▸ **Exercise task**:
Select, from the material below, each line with "fitting" in it.

▸ **Material for the task**:
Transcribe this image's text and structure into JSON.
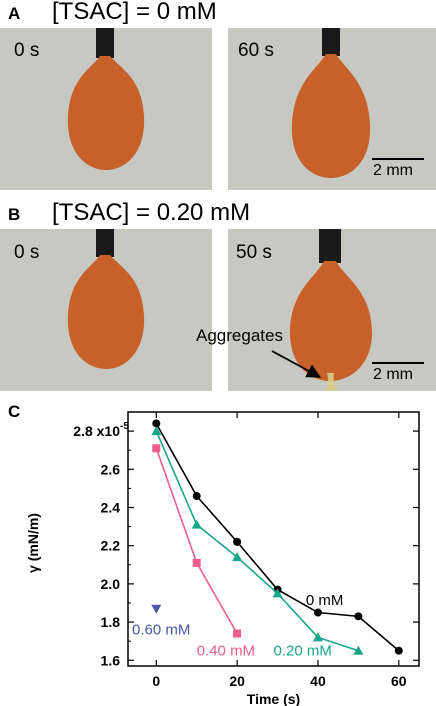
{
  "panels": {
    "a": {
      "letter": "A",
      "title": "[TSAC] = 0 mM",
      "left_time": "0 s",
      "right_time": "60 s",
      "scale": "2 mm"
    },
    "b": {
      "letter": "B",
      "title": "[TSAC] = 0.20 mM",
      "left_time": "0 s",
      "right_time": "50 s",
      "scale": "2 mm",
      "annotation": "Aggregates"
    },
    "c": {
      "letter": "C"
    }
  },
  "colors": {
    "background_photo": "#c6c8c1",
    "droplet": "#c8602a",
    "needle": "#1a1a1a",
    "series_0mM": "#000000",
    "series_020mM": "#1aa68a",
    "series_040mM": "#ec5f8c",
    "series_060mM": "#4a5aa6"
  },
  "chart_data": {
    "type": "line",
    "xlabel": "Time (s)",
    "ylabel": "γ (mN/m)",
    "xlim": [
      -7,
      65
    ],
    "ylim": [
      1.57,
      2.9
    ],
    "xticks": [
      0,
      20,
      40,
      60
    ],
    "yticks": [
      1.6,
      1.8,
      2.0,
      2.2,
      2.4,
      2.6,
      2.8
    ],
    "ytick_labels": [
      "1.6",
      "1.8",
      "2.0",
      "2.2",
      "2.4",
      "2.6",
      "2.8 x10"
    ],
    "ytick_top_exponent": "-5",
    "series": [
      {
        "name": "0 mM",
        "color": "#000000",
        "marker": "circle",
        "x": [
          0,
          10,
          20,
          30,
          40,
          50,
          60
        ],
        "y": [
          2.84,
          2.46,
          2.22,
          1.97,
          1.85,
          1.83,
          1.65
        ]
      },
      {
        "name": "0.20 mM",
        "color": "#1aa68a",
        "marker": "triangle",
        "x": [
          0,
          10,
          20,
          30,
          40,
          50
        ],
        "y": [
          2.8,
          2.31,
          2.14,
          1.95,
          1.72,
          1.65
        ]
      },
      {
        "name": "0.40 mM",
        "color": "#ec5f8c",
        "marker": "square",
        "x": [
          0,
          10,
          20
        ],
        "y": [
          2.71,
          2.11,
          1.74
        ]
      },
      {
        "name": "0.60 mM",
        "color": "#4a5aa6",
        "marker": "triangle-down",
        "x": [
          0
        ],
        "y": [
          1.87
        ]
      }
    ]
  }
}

...

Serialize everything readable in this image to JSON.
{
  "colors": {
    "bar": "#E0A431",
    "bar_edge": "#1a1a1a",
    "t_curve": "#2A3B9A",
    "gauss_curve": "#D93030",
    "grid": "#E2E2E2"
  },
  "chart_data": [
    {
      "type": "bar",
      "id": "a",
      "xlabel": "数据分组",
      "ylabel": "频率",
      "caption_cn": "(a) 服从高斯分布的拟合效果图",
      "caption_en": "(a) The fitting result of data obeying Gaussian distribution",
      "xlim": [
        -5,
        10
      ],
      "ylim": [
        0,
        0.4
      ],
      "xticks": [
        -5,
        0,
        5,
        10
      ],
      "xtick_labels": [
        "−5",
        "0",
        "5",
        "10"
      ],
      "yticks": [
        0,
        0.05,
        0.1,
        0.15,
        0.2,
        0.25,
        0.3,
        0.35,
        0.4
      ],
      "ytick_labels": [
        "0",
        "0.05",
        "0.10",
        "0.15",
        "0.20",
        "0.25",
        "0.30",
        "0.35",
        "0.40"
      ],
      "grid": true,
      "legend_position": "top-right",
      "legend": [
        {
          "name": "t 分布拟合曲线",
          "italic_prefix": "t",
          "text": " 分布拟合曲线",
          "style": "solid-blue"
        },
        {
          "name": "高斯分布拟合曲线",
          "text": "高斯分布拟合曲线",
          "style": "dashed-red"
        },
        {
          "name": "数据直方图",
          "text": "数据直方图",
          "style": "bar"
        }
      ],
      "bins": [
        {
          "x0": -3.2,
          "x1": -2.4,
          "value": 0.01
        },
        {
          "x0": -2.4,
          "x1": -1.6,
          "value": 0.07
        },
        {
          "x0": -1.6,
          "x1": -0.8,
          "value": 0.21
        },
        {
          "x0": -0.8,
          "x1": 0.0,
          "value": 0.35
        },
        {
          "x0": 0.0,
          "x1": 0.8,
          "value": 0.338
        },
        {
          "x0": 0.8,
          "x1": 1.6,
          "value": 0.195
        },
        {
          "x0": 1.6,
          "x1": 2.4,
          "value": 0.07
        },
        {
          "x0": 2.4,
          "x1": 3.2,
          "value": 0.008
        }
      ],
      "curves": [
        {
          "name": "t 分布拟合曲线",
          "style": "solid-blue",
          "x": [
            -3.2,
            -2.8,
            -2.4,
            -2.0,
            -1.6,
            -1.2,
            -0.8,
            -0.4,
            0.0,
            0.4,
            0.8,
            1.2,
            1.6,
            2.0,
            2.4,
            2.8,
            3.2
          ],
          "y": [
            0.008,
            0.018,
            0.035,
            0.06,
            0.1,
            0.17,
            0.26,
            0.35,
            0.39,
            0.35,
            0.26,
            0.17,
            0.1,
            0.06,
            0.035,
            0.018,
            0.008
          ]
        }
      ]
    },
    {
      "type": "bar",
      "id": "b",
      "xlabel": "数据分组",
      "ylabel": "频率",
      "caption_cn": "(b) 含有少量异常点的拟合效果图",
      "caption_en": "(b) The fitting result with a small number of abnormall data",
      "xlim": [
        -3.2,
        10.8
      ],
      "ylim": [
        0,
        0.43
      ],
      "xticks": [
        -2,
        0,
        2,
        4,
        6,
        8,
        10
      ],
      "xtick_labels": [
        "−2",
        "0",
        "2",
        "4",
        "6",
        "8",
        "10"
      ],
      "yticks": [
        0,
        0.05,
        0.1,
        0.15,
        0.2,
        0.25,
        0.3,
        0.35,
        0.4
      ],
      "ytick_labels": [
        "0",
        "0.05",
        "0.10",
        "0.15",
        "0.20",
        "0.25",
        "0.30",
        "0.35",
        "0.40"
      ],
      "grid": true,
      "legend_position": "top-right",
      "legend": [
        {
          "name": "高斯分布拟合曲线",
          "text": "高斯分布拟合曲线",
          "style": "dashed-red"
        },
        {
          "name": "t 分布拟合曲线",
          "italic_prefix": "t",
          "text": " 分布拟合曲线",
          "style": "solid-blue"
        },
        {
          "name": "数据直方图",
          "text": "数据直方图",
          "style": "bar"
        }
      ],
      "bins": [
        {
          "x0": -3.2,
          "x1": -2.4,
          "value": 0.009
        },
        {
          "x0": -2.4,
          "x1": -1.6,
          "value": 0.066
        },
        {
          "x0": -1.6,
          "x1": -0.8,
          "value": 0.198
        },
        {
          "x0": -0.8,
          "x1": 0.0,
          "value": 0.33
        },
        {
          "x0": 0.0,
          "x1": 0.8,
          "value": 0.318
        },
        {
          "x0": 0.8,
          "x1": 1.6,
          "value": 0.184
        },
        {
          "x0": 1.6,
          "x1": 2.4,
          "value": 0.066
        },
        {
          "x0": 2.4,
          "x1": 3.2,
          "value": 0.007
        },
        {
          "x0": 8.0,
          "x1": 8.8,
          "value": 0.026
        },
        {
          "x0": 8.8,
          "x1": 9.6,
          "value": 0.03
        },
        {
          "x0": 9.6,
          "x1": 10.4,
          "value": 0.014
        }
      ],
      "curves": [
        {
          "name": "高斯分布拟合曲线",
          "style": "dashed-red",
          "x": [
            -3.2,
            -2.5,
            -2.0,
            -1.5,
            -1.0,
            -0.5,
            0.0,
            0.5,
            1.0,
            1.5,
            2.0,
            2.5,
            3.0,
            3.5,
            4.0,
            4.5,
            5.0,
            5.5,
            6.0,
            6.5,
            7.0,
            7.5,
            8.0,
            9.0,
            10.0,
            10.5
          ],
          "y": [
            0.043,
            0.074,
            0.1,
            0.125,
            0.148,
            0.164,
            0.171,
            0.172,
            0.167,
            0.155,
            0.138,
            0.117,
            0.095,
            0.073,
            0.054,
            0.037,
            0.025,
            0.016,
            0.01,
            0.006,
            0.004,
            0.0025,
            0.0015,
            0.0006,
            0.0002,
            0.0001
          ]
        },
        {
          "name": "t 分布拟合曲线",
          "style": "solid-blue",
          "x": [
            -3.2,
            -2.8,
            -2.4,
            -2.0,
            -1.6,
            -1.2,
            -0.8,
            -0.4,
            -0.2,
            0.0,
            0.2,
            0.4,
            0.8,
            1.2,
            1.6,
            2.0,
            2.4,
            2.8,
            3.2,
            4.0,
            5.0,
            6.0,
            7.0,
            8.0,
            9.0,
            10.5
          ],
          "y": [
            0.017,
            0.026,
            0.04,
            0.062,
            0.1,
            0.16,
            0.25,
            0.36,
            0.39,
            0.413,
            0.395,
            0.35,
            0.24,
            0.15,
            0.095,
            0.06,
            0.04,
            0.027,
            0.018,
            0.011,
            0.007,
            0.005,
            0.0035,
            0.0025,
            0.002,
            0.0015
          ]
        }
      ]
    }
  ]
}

▸ **Exercise response**:
      "caption_en": "(a) The fitting result of data obeying Gaussian distribution",
      "caption_en": "(b) The fitting result with a small number of abnormall data",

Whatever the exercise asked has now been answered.